▸ **TASK TO COMPLETE**
List, from the lines below, each one with "JSON" in it.

━━━━━ RAW DATA

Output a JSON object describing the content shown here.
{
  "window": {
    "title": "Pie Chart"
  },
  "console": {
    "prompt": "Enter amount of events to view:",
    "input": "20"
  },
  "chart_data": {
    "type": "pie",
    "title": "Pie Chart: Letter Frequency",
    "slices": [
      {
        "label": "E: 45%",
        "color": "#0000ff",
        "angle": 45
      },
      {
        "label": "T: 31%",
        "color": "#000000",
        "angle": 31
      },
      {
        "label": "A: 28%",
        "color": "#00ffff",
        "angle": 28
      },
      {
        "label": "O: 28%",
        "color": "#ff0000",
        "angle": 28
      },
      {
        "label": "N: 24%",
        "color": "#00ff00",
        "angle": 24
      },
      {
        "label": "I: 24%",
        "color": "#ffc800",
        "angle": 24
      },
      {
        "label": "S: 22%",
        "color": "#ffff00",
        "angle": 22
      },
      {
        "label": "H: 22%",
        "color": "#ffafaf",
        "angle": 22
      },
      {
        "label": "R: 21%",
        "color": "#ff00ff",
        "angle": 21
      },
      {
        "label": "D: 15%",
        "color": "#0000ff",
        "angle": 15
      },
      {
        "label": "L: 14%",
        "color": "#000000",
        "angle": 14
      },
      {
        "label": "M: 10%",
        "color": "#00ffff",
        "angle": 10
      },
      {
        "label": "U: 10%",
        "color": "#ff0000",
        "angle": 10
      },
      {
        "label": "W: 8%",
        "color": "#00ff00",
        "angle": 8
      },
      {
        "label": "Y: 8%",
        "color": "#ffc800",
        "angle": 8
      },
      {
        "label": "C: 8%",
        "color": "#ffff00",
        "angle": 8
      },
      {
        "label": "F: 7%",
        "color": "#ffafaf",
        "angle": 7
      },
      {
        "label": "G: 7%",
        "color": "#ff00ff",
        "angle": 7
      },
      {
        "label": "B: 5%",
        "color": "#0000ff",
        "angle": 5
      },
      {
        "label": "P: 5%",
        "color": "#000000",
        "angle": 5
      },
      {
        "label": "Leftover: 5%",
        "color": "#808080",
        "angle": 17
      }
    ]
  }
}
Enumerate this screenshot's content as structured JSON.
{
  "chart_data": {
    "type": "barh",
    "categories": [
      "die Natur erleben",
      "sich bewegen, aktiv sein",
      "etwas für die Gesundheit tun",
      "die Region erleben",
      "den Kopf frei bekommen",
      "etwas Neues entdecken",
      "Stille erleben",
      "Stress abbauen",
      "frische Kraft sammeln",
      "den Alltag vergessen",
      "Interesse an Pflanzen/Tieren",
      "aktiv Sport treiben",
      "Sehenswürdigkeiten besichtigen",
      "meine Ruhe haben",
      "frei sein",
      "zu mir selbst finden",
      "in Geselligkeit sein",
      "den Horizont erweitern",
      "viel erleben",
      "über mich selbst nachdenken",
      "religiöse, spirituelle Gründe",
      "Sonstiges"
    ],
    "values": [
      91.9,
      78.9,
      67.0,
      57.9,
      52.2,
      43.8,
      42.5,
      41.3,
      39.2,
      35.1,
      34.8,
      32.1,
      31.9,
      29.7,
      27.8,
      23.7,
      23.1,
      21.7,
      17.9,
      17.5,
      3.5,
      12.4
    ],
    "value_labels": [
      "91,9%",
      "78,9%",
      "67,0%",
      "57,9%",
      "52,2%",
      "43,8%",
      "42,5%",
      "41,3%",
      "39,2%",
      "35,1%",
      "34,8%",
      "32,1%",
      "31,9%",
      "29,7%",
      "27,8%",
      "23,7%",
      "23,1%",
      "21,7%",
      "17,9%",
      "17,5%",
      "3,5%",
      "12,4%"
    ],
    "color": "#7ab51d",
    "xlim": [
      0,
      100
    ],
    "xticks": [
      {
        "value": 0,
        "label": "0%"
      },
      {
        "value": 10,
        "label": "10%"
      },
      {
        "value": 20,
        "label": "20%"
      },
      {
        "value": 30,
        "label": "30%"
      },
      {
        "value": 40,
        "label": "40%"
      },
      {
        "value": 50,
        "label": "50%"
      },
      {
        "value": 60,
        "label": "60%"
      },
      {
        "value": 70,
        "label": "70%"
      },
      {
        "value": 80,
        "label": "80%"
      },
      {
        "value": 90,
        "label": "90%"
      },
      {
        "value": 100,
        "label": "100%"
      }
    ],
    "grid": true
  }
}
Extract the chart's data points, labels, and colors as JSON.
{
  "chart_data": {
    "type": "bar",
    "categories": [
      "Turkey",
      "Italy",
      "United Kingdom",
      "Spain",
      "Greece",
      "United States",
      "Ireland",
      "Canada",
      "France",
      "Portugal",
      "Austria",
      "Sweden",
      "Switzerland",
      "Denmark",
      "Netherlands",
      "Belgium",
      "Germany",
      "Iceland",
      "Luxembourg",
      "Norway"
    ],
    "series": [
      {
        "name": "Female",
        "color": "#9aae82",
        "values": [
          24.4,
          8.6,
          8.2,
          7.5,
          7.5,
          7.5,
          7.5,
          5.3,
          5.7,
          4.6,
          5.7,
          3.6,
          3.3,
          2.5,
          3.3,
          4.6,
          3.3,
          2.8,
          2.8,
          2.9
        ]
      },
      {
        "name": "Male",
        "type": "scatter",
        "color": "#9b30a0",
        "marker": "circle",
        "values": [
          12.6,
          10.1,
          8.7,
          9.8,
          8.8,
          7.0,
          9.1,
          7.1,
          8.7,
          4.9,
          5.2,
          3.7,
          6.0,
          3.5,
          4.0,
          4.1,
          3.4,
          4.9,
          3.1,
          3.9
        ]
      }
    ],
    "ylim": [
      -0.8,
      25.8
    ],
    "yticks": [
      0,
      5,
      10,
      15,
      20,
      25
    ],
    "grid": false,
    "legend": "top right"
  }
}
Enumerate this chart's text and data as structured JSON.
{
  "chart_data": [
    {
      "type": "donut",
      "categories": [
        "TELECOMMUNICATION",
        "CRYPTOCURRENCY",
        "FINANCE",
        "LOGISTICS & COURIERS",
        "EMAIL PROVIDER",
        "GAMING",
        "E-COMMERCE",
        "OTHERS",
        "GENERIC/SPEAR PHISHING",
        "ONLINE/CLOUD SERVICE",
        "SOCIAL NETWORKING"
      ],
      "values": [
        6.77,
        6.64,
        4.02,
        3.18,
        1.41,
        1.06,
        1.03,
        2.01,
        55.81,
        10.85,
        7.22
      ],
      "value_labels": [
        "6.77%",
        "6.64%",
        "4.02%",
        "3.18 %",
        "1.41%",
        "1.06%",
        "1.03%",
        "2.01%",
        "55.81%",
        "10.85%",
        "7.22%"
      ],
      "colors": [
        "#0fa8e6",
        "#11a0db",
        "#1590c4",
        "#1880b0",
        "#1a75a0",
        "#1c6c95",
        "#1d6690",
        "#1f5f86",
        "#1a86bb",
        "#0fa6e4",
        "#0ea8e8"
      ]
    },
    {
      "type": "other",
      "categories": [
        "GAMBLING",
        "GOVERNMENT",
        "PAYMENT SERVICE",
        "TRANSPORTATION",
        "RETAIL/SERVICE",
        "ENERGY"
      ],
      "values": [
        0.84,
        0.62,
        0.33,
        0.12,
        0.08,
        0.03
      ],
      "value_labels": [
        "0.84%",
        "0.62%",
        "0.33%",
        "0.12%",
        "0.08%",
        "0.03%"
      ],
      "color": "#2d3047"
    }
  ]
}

━━━━━━━━━━

▸ **WRITTEN ANSWER**
Output a JSON object describing the content shown here.
Enumerate this screenshot's content as structured JSON.
Extract the chart's data points, labels, and colors as JSON.
Enumerate this chart's text and data as structured JSON.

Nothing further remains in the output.